>> Start QUOTED TEXT

East Rosebud Wild and Scenic Rivers Act passes in the U.S. Senate, now heads to House
Legislation to protect a portion of the East Rosebud Creek passed in the U.S. Senate on Wednesday.
The bill, sponsored by Sen. Jon Tester and co-sponsored by Sen. Steve Daines, seeks for 20 miles of the waterway to be designated part of the National Wild and Scenic Rivers System.
That classification would protect the affected portions of the creek from development and dams to ensure that they remain free-flowing.
Tester called Wednesday “a historic day for the next generation of Montana” and “a giant first step in protecting this area for our kids and our grandkids,” but said nothing is guaranteed at this point.
“It’s in Congressman (Greg) Gianforte’s bailiwick now, and hopefully he can get it through the House to get it to the President’s desk,” Tester said. Groundwork and support from Montanans helped the bill reach this point, Tester said.
Under the legislation, stewardship of the affected parts of Rosebud Creek would fall to the U.S. Forest Service. It would cost less than $500,000, according to a Congressional Budget Office estimate from April 2017.

>> End QUOTED TEXT
>> Start RECORDED INFORMATION

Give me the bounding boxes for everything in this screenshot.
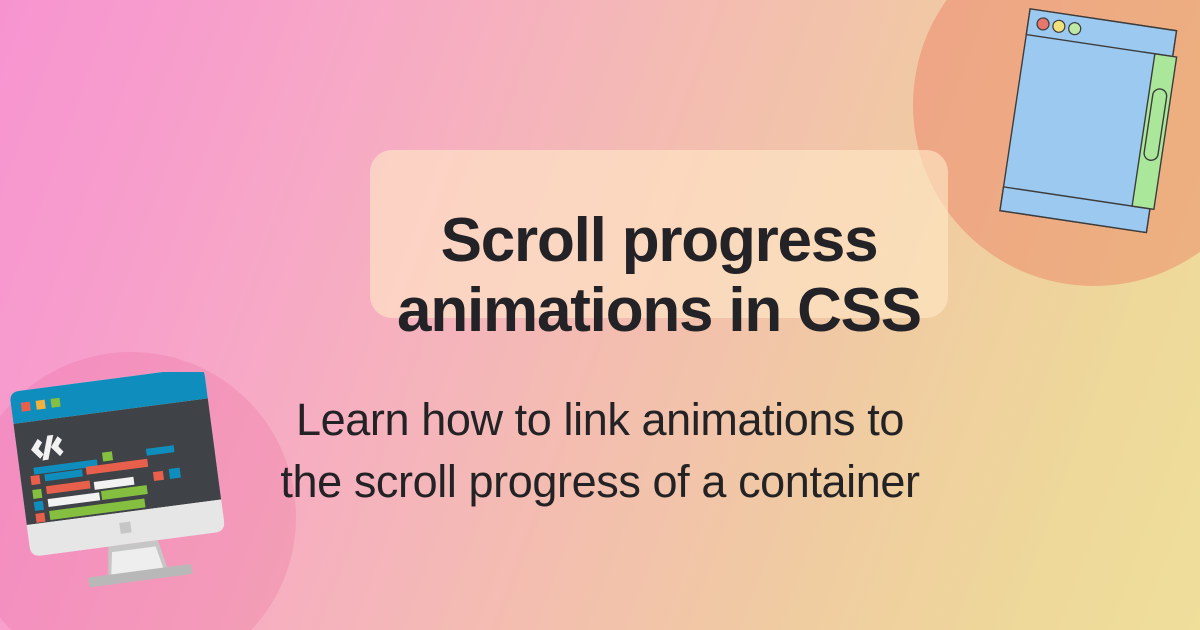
page-subtitle: Learn how to link animations to the scro… (150, 389, 1050, 513)
subtitle-line-1: Learn how to link animations to (150, 389, 1050, 451)
subtitle-line-2: the scroll progress of a container (150, 451, 1050, 513)
social-card: Scroll progress animations in CSS Learn … (0, 0, 1200, 630)
title-line-1: Scroll progress (441, 206, 878, 275)
title-line-2: animations in CSS (397, 276, 921, 345)
text-block: Scroll progress animations in CSS Learn … (0, 0, 1200, 630)
page-title: Scroll progress animations in CSS (370, 192, 948, 360)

>> End RECORDED INFORMATION

• **TASK INSTRUCTIONS**
- A) According to the East Rosebud article, which agency would oversee the affected parts of Rosebud Creek under the legislation?
- B) Revise the East Rosebud article's passage starting at "East Rosebud Wild" and ending at "at this point." so that "stream" takes the place of "waterway".

• **TASK SOLUTIONS**
- A) The U.S. Forest Service.

- B)
East Rosebud Wild and Scenic Rivers Act passes in the U.S. Senate, now heads to House
Legislation to protect a portion of the East Rosebud Creek passed in the U.S. Senate on Wednesday.
The bill, sponsored by Sen. Jon Tester and co-sponsored by Sen. Steve Daines, seeks for 20 miles of the stream to be designated part of the National Wild and Scenic Rivers System.
That classification would protect the affected portions of the creek from development and dams to ensure that they remain free-flowing.
Tester called Wednesday “a historic day for the next generation of Montana” and “a giant first step in protecting this area for our kids and our grandkids,” but said nothing is guaranteed at this point.